* _Work to complete_
Can you give every line from the start of the records through the line containing "inner-page-footer: 数学试题卷 第", that line included, as a numbered list with blank lines left out?

(Data entries)
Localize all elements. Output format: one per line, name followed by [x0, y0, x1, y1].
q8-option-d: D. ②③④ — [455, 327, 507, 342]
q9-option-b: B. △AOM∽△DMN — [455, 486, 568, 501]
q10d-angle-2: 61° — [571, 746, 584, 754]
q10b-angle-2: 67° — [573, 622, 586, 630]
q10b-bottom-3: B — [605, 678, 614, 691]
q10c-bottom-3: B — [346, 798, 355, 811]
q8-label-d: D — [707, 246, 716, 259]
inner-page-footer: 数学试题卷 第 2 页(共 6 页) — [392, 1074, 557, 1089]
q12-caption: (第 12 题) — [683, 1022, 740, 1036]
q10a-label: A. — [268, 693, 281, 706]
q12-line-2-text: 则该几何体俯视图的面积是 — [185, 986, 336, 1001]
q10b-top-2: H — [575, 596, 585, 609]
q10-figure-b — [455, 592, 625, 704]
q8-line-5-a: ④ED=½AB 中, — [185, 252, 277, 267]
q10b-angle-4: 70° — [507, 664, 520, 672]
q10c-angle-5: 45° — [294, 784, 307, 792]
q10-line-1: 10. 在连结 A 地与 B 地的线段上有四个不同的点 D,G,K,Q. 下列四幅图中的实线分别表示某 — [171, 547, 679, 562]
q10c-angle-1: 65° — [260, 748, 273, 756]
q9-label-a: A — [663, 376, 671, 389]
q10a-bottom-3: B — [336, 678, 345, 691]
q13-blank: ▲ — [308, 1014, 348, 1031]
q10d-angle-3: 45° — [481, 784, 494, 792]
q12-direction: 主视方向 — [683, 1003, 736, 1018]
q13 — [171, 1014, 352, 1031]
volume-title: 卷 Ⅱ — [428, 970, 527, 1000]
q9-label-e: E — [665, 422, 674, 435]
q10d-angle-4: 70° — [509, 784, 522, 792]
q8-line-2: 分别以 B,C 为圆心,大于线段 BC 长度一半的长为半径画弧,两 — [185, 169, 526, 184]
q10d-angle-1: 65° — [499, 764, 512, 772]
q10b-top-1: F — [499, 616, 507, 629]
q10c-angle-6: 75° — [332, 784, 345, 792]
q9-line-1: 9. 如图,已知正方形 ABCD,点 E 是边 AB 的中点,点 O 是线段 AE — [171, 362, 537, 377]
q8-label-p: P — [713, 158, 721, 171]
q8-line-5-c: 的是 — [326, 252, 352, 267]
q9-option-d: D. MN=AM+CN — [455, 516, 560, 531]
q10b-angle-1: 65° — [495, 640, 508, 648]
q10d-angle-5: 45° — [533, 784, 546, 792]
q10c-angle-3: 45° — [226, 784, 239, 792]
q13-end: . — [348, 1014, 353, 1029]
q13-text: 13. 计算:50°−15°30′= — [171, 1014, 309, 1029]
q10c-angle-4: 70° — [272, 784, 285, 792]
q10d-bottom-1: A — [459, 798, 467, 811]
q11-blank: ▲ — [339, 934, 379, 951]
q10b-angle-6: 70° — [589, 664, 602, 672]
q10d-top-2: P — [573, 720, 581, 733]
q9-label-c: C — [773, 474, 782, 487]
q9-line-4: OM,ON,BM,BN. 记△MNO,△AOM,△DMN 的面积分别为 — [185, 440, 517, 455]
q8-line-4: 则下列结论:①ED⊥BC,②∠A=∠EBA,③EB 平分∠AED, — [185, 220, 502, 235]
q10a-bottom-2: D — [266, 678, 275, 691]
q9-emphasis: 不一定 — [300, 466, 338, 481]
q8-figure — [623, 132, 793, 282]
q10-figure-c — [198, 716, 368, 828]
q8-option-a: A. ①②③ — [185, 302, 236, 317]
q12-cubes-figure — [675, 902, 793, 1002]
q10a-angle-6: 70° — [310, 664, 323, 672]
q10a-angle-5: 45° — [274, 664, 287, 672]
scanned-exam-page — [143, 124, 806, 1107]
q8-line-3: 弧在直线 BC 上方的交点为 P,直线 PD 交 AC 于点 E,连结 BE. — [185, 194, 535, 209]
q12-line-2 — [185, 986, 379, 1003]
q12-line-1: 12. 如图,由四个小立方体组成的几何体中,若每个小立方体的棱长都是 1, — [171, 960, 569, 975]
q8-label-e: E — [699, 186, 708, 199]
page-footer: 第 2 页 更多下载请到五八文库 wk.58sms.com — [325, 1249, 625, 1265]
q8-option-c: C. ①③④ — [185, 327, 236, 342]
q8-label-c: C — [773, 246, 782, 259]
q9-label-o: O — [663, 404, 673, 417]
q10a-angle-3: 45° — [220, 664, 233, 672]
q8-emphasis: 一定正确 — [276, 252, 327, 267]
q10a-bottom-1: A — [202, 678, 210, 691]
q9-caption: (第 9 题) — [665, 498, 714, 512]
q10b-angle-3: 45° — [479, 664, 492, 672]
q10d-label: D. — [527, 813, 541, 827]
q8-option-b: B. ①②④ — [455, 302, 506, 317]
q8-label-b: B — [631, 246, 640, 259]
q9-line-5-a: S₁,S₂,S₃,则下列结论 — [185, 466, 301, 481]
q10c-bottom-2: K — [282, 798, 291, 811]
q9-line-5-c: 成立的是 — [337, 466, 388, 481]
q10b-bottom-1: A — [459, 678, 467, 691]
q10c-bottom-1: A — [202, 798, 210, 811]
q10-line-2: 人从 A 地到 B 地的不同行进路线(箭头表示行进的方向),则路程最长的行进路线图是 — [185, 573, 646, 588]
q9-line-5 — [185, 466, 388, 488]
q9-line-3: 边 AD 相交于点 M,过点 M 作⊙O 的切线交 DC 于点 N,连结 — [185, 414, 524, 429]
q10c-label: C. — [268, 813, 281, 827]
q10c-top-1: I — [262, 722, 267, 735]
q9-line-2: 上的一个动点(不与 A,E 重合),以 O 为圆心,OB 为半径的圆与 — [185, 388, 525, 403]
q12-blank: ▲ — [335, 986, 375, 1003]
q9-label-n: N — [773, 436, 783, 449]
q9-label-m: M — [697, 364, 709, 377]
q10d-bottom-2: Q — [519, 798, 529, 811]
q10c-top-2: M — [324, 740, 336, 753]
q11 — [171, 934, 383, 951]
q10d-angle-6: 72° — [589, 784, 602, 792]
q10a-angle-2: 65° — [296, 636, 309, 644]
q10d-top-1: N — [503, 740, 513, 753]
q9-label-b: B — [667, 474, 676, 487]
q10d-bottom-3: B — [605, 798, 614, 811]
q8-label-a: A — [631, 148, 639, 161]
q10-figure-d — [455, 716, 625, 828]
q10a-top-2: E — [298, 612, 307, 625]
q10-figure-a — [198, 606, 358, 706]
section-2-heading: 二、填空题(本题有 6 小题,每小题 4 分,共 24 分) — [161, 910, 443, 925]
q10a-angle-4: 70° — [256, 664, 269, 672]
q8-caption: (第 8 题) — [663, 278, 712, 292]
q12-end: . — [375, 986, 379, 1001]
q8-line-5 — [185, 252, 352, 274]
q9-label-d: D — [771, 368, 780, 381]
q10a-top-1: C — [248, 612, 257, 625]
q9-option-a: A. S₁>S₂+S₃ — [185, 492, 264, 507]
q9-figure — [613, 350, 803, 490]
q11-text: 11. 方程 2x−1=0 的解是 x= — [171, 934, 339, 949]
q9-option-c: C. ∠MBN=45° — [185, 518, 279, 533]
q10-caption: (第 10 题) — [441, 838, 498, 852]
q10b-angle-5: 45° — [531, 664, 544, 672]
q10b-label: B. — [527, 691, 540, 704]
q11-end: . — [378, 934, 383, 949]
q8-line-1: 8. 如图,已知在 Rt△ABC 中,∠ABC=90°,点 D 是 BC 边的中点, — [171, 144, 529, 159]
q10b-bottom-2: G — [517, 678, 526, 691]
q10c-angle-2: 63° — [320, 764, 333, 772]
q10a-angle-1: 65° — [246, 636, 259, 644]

* _Response_
1. Localize all elements. Output format: one per line, name followed by [x0, y0, x1, y1].
2. q8-option-d: D. ②③④ — [455, 327, 507, 342]
3. q9-option-b: B. △AOM∽△DMN — [455, 486, 568, 501]
4. q10d-angle-2: 61° — [571, 746, 584, 754]
5. q10b-angle-2: 67° — [573, 622, 586, 630]
6. q10b-bottom-3: B — [605, 678, 614, 691]
7. q10c-bottom-3: B — [346, 798, 355, 811]
8. q8-label-d: D — [707, 246, 716, 259]
9. inner-page-footer: 数学试题卷 第 2 页(共 6 页) — [392, 1074, 557, 1089]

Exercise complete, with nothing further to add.